__OBJECTIVE__: Your task is to repeat the listing exactly.

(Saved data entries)
=-=-=
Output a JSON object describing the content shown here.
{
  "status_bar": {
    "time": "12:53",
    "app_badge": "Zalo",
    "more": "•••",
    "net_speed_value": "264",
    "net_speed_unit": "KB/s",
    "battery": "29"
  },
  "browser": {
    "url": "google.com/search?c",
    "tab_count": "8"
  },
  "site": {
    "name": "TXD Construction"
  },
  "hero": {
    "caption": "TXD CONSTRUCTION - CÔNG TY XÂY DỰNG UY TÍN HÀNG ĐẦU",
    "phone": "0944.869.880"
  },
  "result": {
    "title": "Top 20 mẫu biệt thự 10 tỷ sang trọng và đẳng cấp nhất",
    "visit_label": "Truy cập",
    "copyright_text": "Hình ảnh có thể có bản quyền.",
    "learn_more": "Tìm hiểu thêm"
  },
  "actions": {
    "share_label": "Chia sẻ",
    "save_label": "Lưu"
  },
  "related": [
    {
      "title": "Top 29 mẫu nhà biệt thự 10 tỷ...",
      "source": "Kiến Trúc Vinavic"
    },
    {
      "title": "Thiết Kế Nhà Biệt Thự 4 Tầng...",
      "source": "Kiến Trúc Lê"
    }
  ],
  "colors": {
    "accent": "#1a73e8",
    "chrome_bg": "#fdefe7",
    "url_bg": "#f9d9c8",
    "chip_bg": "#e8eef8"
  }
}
=-=-=
__OUTPUT OF THE TASK__:
Output a JSON object describing the content shown here.
{
  "status_bar": {
    "time": "12:53",
    "app_badge": "Zalo",
    "more": "•••",
    "net_speed_value": "264",
    "net_speed_unit": "KB/s",
    "battery": "29"
  },
  "browser": {
    "url": "google.com/search?c",
    "tab_count": "8"
  },
  "site": {
    "name": "TXD Construction"
  },
  "hero": {
    "caption": "TXD CONSTRUCTION - CÔNG TY XÂY DỰNG UY TÍN HÀNG ĐẦU",
    "phone": "0944.869.880"
  },
  "result": {
    "title": "Top 20 mẫu biệt thự 10 tỷ sang trọng và đẳng cấp nhất",
    "visit_label": "Truy cập",
    "copyright_text": "Hình ảnh có thể có bản quyền.",
    "learn_more": "Tìm hiểu thêm"
  },
  "actions": {
    "share_label": "Chia sẻ",
    "save_label": "Lưu"
  },
  "related": [
    {
      "title": "Top 29 mẫu nhà biệt thự 10 tỷ...",
      "source": "Kiến Trúc Vinavic"
    },
    {
      "title": "Thiết Kế Nhà Biệt Thự 4 Tầng...",
      "source": "Kiến Trúc Lê"
    }
  ],
  "colors": {
    "accent": "#1a73e8",
    "chrome_bg": "#fdefe7",
    "url_bg": "#f9d9c8",
    "chip_bg": "#e8eef8"
  }
}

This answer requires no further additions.